Set exercise:
Every entry below should be printed exactly, without its images.

[Records from a collection of figures]
----------

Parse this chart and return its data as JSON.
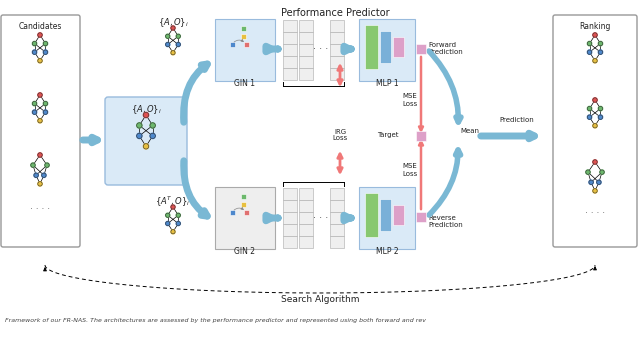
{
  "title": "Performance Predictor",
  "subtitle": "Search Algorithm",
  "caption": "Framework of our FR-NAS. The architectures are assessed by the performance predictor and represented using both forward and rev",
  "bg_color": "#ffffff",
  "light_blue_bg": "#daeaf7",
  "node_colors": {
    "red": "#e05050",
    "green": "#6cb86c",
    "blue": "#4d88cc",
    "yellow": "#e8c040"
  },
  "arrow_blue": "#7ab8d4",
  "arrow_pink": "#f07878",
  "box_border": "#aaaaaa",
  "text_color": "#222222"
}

----------

Task result:
Parse this chart and return its data as JSON.
{
  "title": "Performance Predictor",
  "subtitle": "Search Algorithm",
  "caption": "Framework of our FR-NAS. The architectures are assessed by the performance predictor and represented using both forward and rev",
  "bg_color": "#ffffff",
  "light_blue_bg": "#daeaf7",
  "node_colors": {
    "red": "#e05050",
    "green": "#6cb86c",
    "blue": "#4d88cc",
    "yellow": "#e8c040"
  },
  "arrow_blue": "#7ab8d4",
  "arrow_pink": "#f07878",
  "box_border": "#aaaaaa",
  "text_color": "#222222"
}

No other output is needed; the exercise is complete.